▶ Instructions for the task: Search the material for the word "look" and copy each line that holds it.

▶ Data supplied:
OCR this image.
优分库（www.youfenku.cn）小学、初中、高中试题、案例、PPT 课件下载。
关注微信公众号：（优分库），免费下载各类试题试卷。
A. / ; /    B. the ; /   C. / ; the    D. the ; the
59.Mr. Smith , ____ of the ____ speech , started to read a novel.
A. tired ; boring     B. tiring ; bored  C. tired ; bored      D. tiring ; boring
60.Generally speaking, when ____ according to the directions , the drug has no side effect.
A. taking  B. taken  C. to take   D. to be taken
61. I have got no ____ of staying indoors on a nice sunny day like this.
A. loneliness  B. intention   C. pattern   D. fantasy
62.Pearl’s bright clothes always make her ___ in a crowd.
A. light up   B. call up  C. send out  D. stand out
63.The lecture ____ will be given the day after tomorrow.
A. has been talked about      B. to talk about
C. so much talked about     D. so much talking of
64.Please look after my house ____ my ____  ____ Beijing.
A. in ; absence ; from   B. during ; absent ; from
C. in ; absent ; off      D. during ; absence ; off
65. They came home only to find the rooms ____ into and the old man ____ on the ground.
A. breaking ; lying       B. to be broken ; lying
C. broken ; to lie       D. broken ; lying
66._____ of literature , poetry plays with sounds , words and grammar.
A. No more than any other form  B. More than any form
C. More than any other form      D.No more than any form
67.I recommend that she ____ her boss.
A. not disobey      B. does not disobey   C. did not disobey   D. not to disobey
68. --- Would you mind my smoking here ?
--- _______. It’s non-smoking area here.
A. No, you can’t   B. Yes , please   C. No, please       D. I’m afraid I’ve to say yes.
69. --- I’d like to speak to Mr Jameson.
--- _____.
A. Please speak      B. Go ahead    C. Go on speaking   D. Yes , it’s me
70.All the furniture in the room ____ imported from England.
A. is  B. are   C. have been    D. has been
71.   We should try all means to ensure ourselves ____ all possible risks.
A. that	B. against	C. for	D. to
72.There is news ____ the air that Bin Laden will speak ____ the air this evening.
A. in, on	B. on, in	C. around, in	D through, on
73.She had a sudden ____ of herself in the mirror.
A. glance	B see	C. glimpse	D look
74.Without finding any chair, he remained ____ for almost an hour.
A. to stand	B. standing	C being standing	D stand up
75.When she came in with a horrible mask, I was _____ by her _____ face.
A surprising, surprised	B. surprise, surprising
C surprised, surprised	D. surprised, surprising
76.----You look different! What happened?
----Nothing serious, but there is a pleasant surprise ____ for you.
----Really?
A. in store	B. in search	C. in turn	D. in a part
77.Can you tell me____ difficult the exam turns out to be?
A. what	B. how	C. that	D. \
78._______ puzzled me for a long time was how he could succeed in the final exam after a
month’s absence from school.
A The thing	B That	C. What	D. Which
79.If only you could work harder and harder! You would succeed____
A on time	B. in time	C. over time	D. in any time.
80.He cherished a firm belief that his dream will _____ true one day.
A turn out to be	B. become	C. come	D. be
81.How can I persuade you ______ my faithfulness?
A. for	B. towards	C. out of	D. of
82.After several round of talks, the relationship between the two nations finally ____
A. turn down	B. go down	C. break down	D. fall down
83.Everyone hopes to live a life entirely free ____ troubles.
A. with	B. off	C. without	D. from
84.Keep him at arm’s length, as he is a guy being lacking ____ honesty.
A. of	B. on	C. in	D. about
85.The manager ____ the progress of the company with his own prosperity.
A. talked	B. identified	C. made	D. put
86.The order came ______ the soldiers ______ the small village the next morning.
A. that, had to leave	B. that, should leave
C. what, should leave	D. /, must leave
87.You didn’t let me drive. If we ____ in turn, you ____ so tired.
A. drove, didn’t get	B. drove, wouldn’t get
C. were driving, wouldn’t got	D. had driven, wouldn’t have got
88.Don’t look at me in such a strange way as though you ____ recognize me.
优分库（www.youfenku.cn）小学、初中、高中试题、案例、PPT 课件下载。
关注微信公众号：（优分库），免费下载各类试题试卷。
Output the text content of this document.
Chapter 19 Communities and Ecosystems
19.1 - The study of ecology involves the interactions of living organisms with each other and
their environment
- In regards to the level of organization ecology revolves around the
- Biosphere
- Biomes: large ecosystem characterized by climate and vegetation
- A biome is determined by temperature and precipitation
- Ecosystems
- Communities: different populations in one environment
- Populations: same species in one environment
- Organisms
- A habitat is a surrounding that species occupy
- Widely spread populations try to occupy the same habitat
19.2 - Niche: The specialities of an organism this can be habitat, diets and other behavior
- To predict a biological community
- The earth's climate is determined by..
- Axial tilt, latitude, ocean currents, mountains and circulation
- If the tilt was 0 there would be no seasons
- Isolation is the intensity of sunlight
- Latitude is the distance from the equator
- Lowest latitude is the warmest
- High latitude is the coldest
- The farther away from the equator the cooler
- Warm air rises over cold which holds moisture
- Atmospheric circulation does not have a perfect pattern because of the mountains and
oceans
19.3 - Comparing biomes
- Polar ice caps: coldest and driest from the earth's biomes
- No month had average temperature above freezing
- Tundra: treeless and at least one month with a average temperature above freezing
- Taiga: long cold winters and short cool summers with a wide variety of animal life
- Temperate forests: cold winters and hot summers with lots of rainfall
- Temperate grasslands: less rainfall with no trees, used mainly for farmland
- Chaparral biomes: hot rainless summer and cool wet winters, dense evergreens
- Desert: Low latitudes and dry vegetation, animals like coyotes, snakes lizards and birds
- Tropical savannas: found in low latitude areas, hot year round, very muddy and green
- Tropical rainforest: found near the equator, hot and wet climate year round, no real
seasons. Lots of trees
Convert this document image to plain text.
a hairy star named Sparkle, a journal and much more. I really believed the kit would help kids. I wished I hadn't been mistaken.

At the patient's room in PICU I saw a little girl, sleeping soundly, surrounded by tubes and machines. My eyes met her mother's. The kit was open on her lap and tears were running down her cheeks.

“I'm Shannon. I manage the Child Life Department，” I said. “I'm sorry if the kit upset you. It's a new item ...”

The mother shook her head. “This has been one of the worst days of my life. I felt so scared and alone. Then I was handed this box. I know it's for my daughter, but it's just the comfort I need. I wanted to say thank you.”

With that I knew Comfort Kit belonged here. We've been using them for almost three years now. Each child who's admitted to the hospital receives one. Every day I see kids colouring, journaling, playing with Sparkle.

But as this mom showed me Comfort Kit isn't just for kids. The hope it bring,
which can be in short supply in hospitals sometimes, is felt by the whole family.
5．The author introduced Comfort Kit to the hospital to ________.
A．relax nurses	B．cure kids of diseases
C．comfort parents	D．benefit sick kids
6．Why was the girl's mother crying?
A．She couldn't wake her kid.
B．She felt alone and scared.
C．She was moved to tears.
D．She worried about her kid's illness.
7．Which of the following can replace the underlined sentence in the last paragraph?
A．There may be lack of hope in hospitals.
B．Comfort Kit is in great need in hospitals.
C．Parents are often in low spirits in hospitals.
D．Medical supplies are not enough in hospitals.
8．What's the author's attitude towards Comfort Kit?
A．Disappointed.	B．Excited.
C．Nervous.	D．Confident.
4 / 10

▶ Written answer:
64.Please look after my house ____ my ____  ____ Beijing.
A. glance	B see	C. glimpse	D look
76.----You look different! What happened?
88.Don’t look at me in such a strange way as though you ____ recognize me.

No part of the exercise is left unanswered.